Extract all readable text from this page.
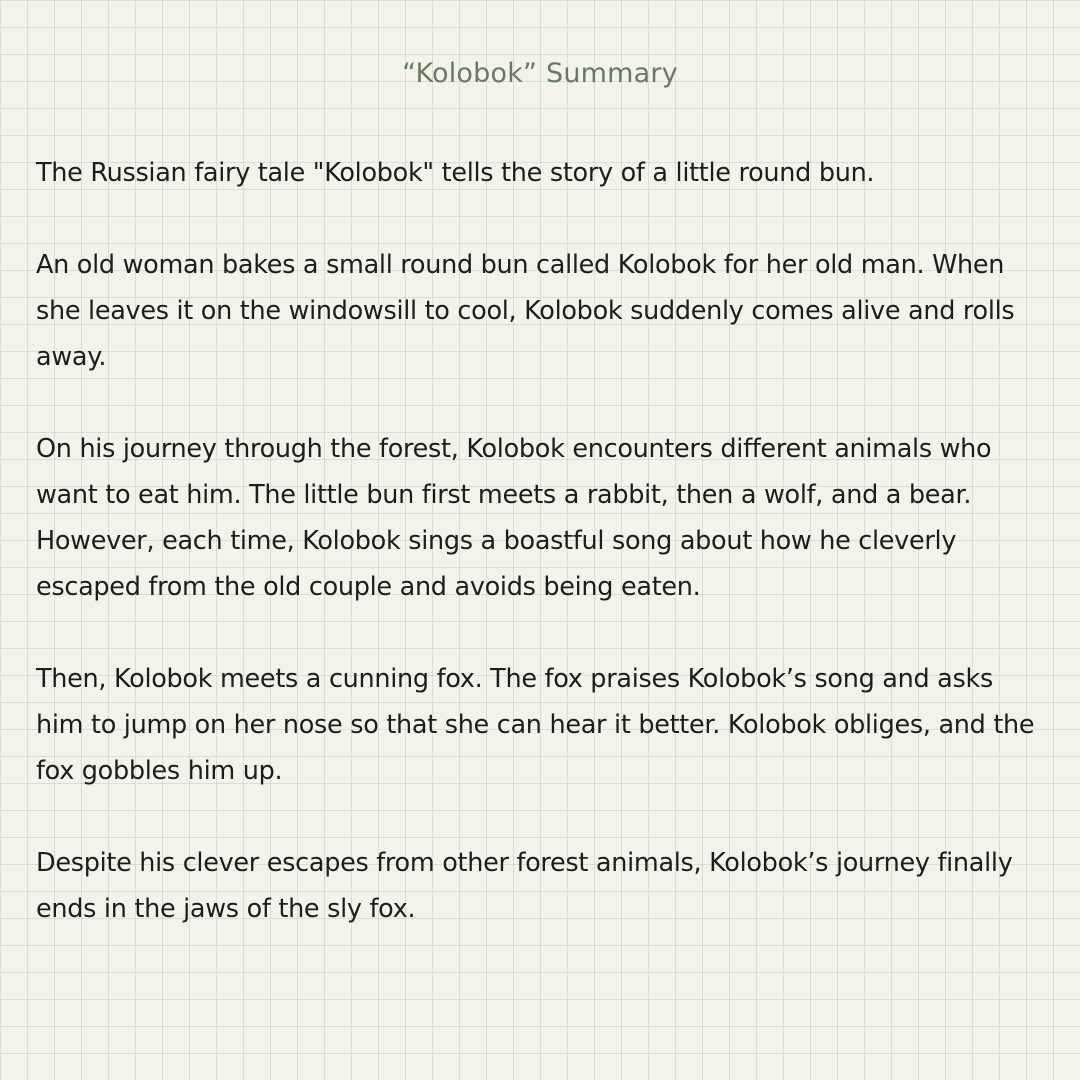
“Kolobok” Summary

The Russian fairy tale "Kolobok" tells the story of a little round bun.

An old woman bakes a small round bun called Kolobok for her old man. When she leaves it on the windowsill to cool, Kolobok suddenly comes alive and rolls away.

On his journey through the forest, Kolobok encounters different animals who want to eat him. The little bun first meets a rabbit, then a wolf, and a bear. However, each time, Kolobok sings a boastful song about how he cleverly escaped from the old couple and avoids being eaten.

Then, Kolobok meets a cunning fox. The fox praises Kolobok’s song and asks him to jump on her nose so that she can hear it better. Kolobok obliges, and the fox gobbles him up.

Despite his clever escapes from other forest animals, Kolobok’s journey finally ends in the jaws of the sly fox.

———

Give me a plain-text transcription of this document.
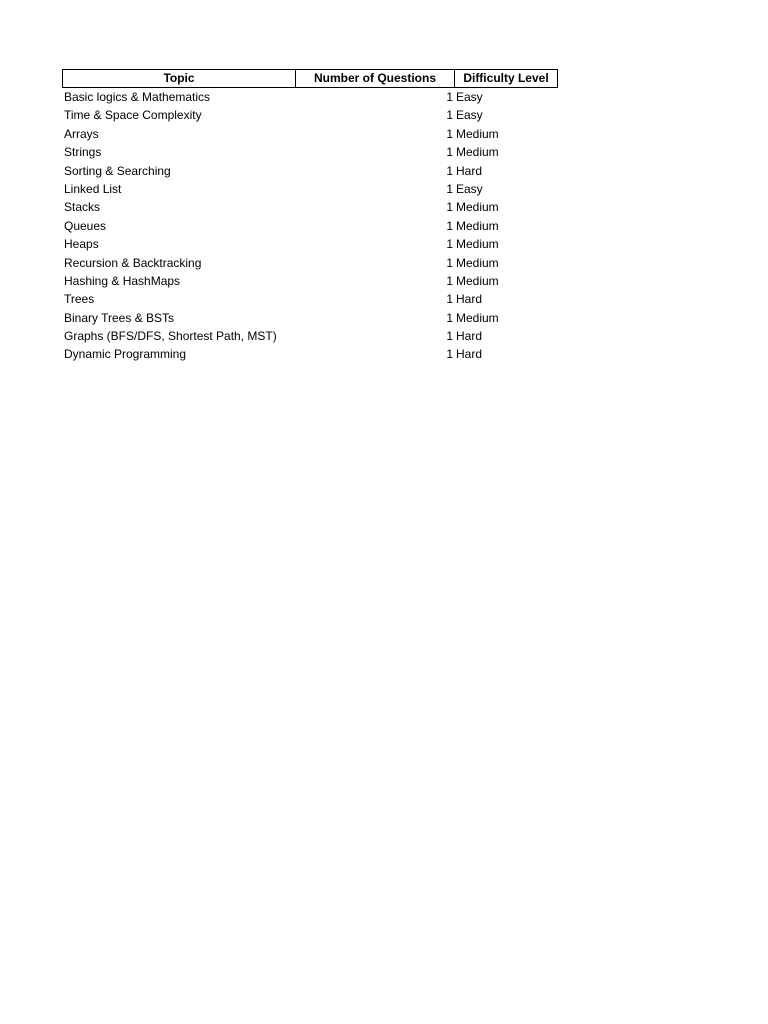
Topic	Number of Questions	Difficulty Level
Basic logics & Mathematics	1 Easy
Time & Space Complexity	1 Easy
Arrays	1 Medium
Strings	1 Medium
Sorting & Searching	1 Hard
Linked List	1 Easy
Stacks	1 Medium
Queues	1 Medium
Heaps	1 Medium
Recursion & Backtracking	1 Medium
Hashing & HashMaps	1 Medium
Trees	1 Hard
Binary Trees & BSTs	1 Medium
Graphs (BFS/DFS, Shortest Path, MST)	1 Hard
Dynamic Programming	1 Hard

———

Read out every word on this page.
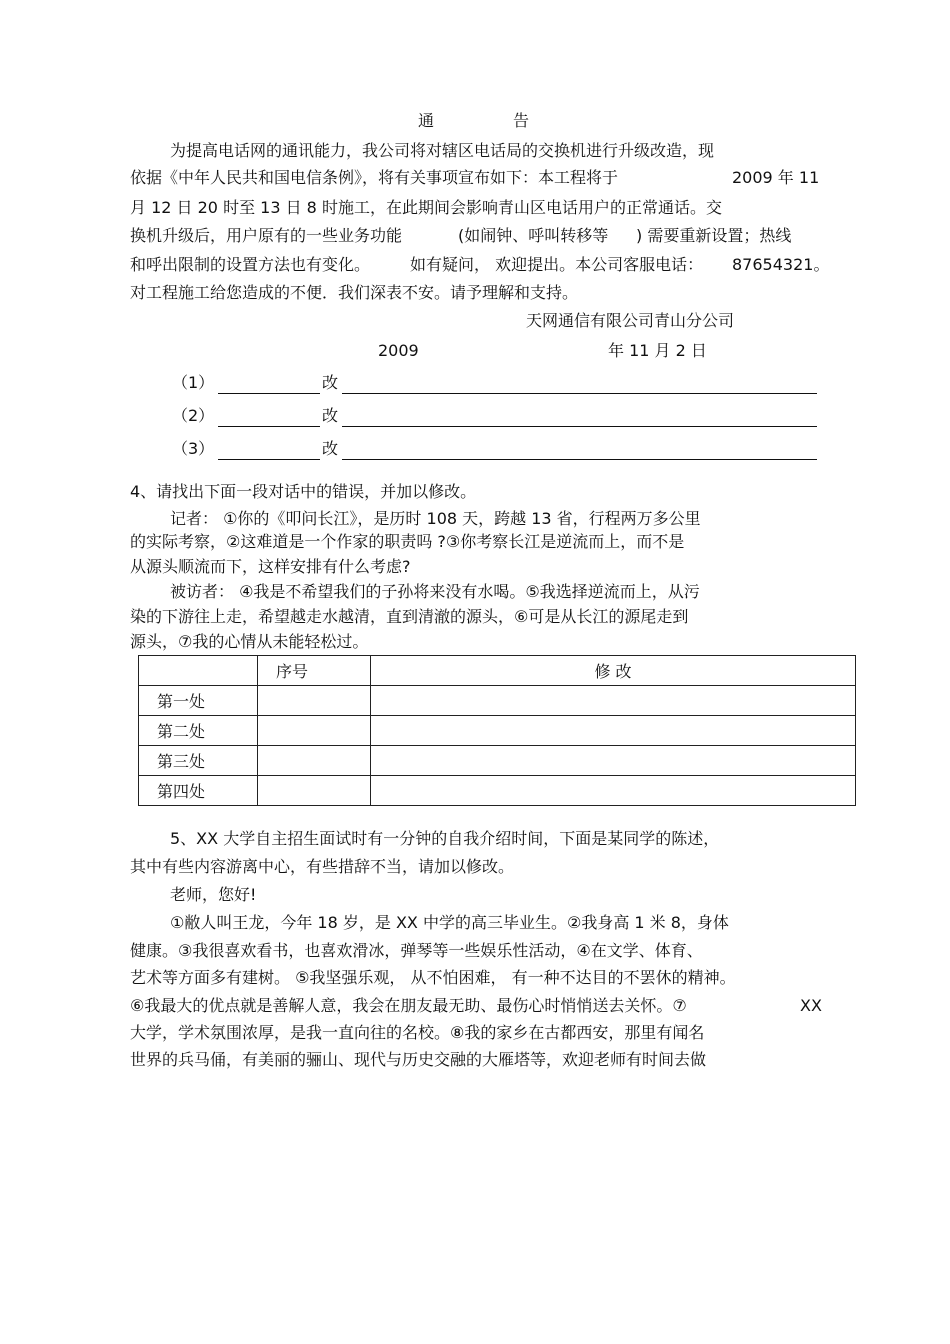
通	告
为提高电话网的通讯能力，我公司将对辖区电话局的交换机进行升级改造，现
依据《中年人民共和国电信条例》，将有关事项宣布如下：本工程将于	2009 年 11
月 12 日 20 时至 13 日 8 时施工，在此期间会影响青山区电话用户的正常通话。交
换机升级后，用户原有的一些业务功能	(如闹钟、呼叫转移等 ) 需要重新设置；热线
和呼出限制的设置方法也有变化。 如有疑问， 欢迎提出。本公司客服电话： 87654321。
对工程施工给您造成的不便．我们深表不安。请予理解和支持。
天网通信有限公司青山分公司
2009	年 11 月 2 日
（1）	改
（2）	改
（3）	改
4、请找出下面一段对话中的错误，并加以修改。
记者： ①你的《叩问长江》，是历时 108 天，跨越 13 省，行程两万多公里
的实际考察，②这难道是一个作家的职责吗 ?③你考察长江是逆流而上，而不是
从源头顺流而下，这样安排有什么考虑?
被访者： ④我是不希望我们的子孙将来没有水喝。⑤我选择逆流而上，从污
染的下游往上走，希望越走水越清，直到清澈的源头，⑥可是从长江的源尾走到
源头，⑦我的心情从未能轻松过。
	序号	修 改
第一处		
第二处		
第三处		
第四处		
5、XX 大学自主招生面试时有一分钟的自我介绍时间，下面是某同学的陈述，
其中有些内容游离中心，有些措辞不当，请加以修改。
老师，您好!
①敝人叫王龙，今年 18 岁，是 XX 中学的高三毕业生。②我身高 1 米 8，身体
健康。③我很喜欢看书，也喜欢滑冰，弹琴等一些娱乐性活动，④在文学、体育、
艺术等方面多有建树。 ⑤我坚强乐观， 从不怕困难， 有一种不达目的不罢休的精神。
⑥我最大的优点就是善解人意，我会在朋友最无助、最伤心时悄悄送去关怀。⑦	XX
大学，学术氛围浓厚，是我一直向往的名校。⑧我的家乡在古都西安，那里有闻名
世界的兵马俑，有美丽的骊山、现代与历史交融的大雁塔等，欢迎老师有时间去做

———

## CHALLENGE
Select every line in the material above where the string "animals" occurs, and copy it.

## OUTPUT FOR THIS EXERCISE
On his journey through the forest, Kolobok encounters different animals who want to eat him. The little bun first meets a rabbit, then a wolf, and a bear. However, each time, Kolobok sings a boastful song about how he cleverly escaped from the old couple and avoids being eaten.
Despite his clever escapes from other forest animals, Kolobok’s journey finally ends in the jaws of the sly fox.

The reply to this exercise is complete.